### INSTRUCTIONS FOR THE TASK
Copy every line in which the string "that" occurs.

[EXERCISE INPUTS start]

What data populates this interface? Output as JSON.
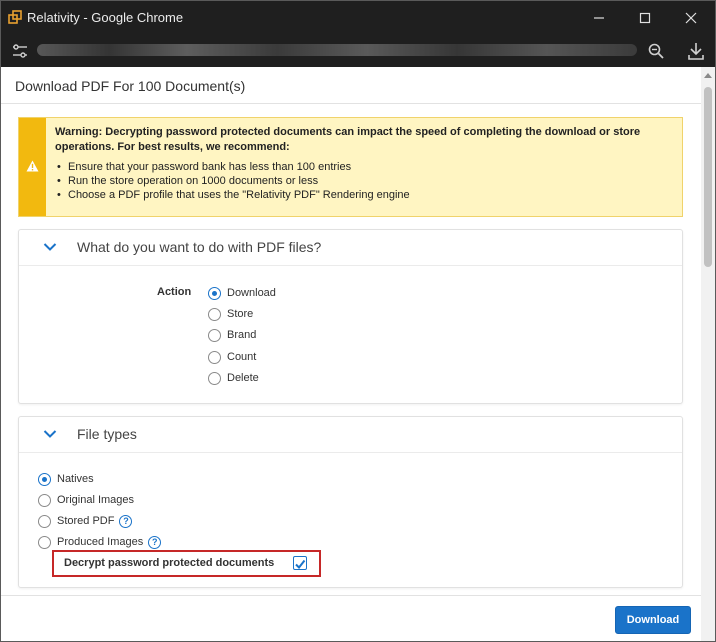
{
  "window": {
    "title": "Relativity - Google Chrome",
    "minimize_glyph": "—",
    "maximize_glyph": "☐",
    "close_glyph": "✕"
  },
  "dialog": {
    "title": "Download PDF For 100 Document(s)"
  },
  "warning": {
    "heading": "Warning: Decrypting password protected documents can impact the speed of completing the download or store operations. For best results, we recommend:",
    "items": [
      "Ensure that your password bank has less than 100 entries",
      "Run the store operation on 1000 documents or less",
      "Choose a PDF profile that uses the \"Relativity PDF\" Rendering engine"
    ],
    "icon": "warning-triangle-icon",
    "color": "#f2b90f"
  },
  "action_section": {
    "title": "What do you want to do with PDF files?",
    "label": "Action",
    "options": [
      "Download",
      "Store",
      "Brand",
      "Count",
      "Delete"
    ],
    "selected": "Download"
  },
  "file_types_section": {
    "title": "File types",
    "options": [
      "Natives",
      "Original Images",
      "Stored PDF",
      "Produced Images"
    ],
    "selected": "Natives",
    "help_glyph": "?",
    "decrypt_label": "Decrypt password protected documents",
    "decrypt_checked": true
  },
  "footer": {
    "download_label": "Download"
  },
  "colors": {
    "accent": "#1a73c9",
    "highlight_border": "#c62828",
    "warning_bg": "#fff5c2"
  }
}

[EXERCISE INPUTS end]

### TASK SOLUTION
      "Ensure that your password bank has less than 100 entries",
      "Choose a PDF profile that uses the \"Relativity PDF\" Rendering engine"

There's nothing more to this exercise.